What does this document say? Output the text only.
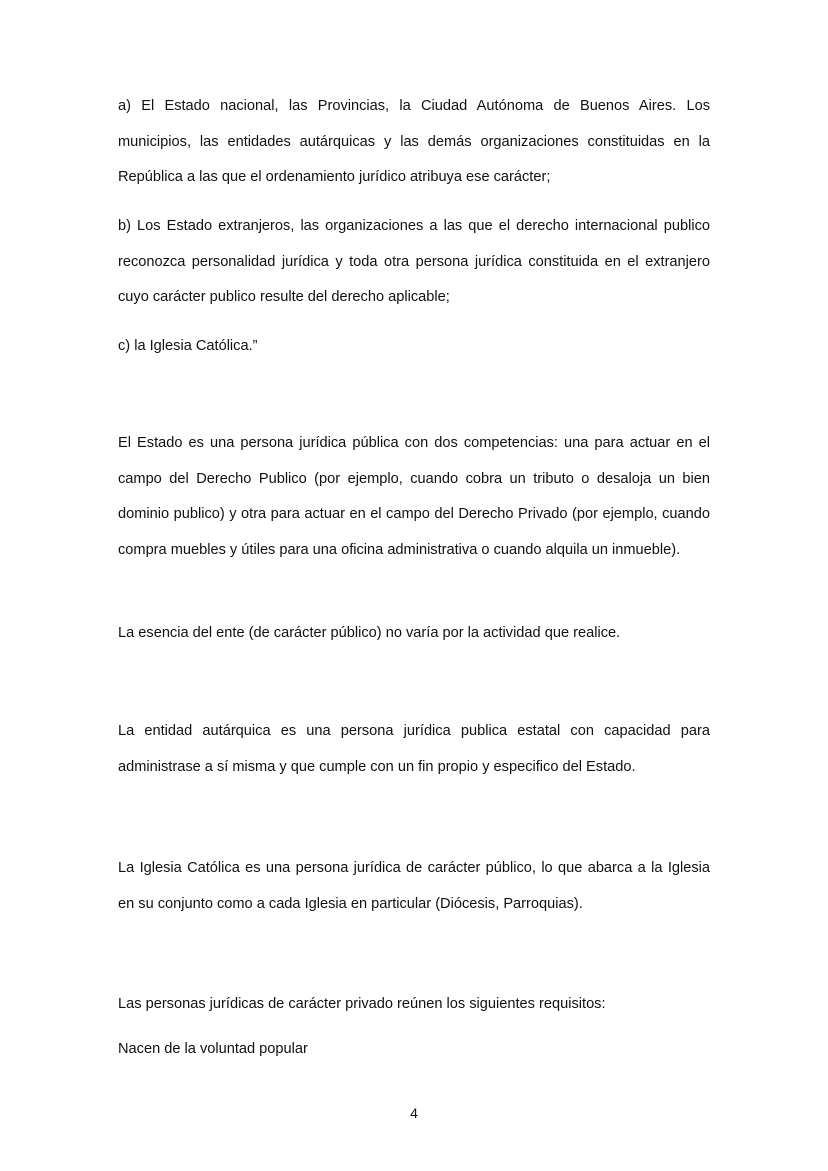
a) El Estado nacional, las Provincias, la Ciudad Autónoma de Buenos Aires. Los municipios, las entidades autárquicas y las demás organizaciones constituidas en la República a las que el ordenamiento jurídico atribuya ese carácter;

b) Los Estado extranjeros, las organizaciones a las que el derecho internacional publico reconozca personalidad jurídica y toda otra persona jurídica constituida en el extranjero cuyo carácter publico resulte del derecho aplicable;

c) la Iglesia Católica.”

El Estado es una persona jurídica pública con dos competencias: una para actuar en el campo del Derecho Publico (por ejemplo, cuando cobra un tributo o desaloja un bien dominio publico) y otra para actuar en el campo del Derecho Privado (por ejemplo, cuando compra muebles y útiles para una oficina administrativa o cuando alquila un inmueble).

La esencia del ente (de carácter público) no varía por la actividad que realice.

La entidad autárquica es una persona jurídica publica estatal con capacidad para administrase a sí misma y que cumple con un fin propio y especifico del Estado.

La Iglesia Católica es una persona jurídica de carácter público, lo que abarca a la Iglesia en su conjunto como a cada Iglesia en particular (Diócesis, Parroquias).

Las personas jurídicas de carácter privado reúnen los siguientes requisitos:

Nacen de la voluntad popular

4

* * * * * * * * *

Exercise objective ▸ Make an exact copy of every record, pictures excluded.

Result ▸
What does this document say? Output the text only.
a) El Estado nacional, las Provincias, la Ciudad Autónoma de Buenos Aires. Los municipios, las entidades autárquicas y las demás organizaciones constituidas en la República a las que el ordenamiento jurídico atribuya ese carácter;

b) Los Estado extranjeros, las organizaciones a las que el derecho internacional publico reconozca personalidad jurídica y toda otra persona jurídica constituida en el extranjero cuyo carácter publico resulte del derecho aplicable;

c) la Iglesia Católica.”

El Estado es una persona jurídica pública con dos competencias: una para actuar en el campo del Derecho Publico (por ejemplo, cuando cobra un tributo o desaloja un bien dominio publico) y otra para actuar en el campo del Derecho Privado (por ejemplo, cuando compra muebles y útiles para una oficina administrativa o cuando alquila un inmueble).

La esencia del ente (de carácter público) no varía por la actividad que realice.

La entidad autárquica es una persona jurídica publica estatal con capacidad para administrase a sí misma y que cumple con un fin propio y especifico del Estado.

La Iglesia Católica es una persona jurídica de carácter público, lo que abarca a la Iglesia en su conjunto como a cada Iglesia en particular (Diócesis, Parroquias).

Las personas jurídicas de carácter privado reúnen los siguientes requisitos:

Nacen de la voluntad popular

4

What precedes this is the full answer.